## AIM:
Using the listing below, copy every line that mentions "mois".

[Data extracted from a collection]

▼▼▼

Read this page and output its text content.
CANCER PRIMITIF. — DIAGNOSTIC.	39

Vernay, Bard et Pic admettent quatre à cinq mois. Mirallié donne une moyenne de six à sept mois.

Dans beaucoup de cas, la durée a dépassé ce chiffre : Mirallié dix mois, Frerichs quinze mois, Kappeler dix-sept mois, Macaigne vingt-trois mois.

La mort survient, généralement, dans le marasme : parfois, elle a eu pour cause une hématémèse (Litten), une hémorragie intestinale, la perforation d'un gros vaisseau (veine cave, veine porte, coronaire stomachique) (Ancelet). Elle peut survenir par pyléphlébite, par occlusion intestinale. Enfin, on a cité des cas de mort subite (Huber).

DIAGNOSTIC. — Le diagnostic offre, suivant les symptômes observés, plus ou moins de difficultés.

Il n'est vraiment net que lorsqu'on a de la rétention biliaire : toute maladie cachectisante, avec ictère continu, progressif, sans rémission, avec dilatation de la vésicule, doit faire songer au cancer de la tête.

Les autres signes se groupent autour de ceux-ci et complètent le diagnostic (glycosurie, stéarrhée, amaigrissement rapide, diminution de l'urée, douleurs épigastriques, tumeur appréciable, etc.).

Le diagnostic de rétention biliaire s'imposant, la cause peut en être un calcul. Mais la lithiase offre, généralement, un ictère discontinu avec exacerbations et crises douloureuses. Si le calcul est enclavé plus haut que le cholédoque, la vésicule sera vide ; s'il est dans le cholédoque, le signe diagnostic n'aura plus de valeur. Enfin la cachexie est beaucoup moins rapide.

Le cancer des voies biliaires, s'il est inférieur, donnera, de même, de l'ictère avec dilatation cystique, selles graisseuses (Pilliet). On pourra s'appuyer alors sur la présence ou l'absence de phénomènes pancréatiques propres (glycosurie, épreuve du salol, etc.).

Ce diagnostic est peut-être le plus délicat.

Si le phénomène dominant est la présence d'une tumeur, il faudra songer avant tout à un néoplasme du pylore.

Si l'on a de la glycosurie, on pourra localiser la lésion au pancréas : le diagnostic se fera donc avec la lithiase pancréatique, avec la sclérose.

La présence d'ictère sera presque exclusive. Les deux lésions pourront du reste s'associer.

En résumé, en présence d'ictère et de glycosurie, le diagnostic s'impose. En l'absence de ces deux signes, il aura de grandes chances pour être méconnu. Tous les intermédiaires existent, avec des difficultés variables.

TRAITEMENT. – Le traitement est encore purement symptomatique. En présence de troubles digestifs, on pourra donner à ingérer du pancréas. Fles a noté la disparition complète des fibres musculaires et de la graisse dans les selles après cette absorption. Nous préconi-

▲▲▲

## THE REPLY:
Vernay, Bard et Pic admettent quatre à cinq mois. Mirallié donne une moyenne de six à sept mois.
Dans beaucoup de cas, la durée a dépassé ce chiffre : Mirallié dix mois, Frerichs quinze mois, Kappeler dix-sept mois, Macaigne vingt-trois mois.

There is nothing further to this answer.